◆ **Problem to solve**:
Go through the records and copy each line where the word "from" occurs.

─── Record extracts

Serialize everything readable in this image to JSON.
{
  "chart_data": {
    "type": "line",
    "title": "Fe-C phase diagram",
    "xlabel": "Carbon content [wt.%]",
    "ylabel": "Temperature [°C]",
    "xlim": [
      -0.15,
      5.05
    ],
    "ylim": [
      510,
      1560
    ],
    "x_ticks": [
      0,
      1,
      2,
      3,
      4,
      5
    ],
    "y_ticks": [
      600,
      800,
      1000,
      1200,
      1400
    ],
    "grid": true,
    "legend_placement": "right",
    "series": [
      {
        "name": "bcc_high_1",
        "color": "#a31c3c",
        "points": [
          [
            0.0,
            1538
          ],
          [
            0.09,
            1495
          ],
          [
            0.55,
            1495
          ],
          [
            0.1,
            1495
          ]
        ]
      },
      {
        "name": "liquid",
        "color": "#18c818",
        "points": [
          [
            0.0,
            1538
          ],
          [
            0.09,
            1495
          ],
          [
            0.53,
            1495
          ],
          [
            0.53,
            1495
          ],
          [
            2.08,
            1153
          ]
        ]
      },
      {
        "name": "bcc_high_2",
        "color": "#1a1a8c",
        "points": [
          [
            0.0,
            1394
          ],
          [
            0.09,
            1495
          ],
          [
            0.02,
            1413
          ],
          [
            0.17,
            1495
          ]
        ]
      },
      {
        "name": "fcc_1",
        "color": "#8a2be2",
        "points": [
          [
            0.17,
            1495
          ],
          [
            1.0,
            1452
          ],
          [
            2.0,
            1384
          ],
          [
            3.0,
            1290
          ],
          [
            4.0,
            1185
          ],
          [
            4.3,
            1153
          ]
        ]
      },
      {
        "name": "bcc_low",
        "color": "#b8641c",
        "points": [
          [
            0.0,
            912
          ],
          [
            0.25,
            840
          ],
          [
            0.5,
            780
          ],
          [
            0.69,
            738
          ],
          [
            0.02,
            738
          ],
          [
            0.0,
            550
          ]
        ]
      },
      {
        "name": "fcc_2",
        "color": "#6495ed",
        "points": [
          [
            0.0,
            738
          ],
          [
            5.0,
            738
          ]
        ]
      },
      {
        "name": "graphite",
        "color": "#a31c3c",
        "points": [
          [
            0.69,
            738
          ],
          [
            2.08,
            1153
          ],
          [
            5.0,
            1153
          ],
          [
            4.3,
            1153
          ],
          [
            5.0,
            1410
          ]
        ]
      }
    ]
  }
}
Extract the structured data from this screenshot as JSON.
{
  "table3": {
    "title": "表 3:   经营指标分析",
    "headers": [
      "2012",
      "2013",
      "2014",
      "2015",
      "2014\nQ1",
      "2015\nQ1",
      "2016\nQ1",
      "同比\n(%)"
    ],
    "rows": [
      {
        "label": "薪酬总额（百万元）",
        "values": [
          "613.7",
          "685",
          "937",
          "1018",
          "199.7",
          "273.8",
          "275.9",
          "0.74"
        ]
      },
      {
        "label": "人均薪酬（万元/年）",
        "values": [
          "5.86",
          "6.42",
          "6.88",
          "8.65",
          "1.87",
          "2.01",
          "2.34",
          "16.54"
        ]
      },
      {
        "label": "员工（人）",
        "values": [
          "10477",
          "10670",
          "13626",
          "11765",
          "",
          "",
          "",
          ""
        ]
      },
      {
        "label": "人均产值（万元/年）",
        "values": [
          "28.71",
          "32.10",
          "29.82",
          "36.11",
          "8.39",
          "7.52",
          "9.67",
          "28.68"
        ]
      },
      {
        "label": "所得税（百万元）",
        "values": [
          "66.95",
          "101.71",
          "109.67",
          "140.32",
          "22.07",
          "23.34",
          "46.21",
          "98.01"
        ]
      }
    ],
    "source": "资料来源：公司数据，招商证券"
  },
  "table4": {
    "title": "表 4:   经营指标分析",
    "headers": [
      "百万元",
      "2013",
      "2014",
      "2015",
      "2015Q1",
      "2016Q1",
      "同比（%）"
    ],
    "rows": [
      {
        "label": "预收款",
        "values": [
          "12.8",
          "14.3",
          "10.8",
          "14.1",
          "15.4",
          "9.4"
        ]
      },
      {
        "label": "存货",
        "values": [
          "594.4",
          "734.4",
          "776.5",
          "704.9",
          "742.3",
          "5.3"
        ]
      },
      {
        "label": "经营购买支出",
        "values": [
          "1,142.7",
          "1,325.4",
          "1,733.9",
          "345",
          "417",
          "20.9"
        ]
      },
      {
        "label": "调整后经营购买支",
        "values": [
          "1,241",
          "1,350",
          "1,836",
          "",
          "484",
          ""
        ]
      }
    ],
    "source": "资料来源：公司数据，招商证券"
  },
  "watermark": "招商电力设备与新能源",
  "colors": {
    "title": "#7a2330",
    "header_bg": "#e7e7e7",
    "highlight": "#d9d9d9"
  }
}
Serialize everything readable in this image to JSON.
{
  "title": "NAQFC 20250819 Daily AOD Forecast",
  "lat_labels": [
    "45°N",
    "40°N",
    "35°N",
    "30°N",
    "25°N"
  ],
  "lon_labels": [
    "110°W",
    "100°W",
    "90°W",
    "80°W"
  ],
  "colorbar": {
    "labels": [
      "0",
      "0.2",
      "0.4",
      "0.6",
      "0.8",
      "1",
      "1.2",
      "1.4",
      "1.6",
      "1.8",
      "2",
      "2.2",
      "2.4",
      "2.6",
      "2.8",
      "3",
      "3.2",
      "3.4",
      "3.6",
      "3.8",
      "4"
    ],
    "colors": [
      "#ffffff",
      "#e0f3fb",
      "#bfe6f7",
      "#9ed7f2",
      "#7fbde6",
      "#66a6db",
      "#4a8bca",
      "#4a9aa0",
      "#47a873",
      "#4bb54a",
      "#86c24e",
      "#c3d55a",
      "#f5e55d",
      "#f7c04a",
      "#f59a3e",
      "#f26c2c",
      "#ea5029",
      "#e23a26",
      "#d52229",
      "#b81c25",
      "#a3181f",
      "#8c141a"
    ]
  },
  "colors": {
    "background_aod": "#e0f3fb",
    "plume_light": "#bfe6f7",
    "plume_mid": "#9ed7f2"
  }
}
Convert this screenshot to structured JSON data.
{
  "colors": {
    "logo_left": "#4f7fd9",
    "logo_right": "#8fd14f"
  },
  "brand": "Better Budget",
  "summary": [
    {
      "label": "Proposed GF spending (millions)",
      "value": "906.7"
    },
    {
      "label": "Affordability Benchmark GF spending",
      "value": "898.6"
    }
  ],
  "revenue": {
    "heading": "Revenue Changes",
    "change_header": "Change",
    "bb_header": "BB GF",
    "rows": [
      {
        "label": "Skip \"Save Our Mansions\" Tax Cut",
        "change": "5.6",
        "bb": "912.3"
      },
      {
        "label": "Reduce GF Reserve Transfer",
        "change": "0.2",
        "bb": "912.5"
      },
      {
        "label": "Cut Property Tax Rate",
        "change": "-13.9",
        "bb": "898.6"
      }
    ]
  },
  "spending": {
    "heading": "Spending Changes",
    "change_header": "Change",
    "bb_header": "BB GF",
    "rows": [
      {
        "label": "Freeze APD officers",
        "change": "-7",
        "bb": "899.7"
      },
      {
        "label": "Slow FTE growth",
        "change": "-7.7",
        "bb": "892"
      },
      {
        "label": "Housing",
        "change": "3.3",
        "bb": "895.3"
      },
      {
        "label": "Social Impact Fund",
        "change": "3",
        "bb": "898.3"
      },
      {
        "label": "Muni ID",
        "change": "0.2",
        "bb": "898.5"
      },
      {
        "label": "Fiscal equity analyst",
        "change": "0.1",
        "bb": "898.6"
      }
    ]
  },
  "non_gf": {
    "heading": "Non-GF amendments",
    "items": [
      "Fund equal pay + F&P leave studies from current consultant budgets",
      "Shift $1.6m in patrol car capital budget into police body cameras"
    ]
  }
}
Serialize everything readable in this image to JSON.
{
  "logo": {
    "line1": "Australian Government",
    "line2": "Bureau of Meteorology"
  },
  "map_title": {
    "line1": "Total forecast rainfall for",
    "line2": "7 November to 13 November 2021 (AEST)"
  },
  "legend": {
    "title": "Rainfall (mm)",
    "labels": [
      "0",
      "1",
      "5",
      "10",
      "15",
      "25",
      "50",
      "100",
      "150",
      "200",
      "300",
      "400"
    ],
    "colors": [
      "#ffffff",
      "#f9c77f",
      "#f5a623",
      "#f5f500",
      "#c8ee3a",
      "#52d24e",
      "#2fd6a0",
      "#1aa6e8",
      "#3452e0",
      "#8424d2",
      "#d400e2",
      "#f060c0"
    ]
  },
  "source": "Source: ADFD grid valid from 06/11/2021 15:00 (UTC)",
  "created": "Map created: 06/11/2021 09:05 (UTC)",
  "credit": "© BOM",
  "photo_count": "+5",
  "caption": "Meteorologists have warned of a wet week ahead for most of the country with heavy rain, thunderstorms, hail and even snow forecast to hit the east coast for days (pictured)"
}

──────

◆ **Problem solution**:
Extract the structured data from this screenshot as JSON.
      "Fund equal pay + F&P leave studies from current consultant budgets",
  "source": "Source: ADFD grid valid from 06/11/2021 15:00 (UTC)",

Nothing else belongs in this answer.